- INSTRUCTION: Copy each of the entries below faithfully, setting aside any pictures.

- MATERIAL:
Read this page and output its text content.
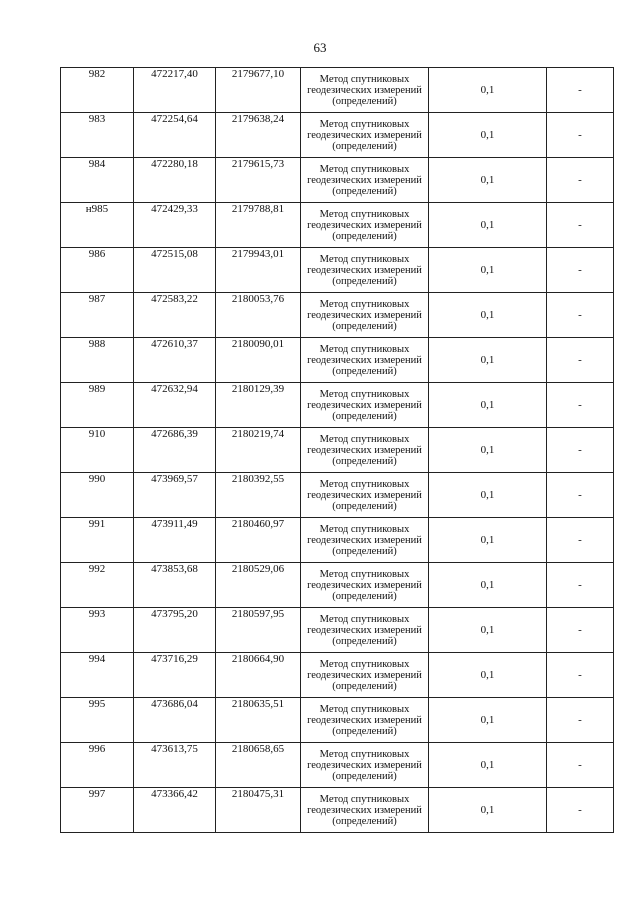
63
982	472217,40	2179677,10	Метод спутниковых
геодезических измерений
(определений)	0,1	-
983	472254,64	2179638,24	Метод спутниковых
геодезических измерений
(определений)	0,1	-
984	472280,18	2179615,73	Метод спутниковых
геодезических измерений
(определений)	0,1	-
н985	472429,33	2179788,81	Метод спутниковых
геодезических измерений
(определений)	0,1	-
986	472515,08	2179943,01	Метод спутниковых
геодезических измерений
(определений)	0,1	-
987	472583,22	2180053,76	Метод спутниковых
геодезических измерений
(определений)	0,1	-
988	472610,37	2180090,01	Метод спутниковых
геодезических измерений
(определений)	0,1	-
989	472632,94	2180129,39	Метод спутниковых
геодезических измерений
(определений)	0,1	-
910	472686,39	2180219,74	Метод спутниковых
геодезических измерений
(определений)	0,1	-
990	473969,57	2180392,55	Метод спутниковых
геодезических измерений
(определений)	0,1	-
991	473911,49	2180460,97	Метод спутниковых
геодезических измерений
(определений)	0,1	-
992	473853,68	2180529,06	Метод спутниковых
геодезических измерений
(определений)	0,1	-
993	473795,20	2180597,95	Метод спутниковых
геодезических измерений
(определений)	0,1	-
994	473716,29	2180664,90	Метод спутниковых
геодезических измерений
(определений)	0,1	-
995	473686,04	2180635,51	Метод спутниковых
геодезических измерений
(определений)	0,1	-
996	473613,75	2180658,65	Метод спутниковых
геодезических измерений
(определений)	0,1	-
997	473366,42	2180475,31	Метод спутниковых
геодезических измерений
(определений)	0,1	-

- THE RESPONSE:
Read this page and output its text content.
63
982	472217,40	2179677,10	Метод спутниковых
геодезических измерений
(определений)	0,1	-
983	472254,64	2179638,24	Метод спутниковых
геодезических измерений
(определений)	0,1	-
984	472280,18	2179615,73	Метод спутниковых
геодезических измерений
(определений)	0,1	-
н985	472429,33	2179788,81	Метод спутниковых
геодезических измерений
(определений)	0,1	-
986	472515,08	2179943,01	Метод спутниковых
геодезических измерений
(определений)	0,1	-
987	472583,22	2180053,76	Метод спутниковых
геодезических измерений
(определений)	0,1	-
988	472610,37	2180090,01	Метод спутниковых
геодезических измерений
(определений)	0,1	-
989	472632,94	2180129,39	Метод спутниковых
геодезических измерений
(определений)	0,1	-
910	472686,39	2180219,74	Метод спутниковых
геодезических измерений
(определений)	0,1	-
990	473969,57	2180392,55	Метод спутниковых
геодезических измерений
(определений)	0,1	-
991	473911,49	2180460,97	Метод спутниковых
геодезических измерений
(определений)	0,1	-
992	473853,68	2180529,06	Метод спутниковых
геодезических измерений
(определений)	0,1	-
993	473795,20	2180597,95	Метод спутниковых
геодезических измерений
(определений)	0,1	-
994	473716,29	2180664,90	Метод спутниковых
геодезических измерений
(определений)	0,1	-
995	473686,04	2180635,51	Метод спутниковых
геодезических измерений
(определений)	0,1	-
996	473613,75	2180658,65	Метод спутниковых
геодезических измерений
(определений)	0,1	-
997	473366,42	2180475,31	Метод спутниковых
геодезических измерений
(определений)	0,1	-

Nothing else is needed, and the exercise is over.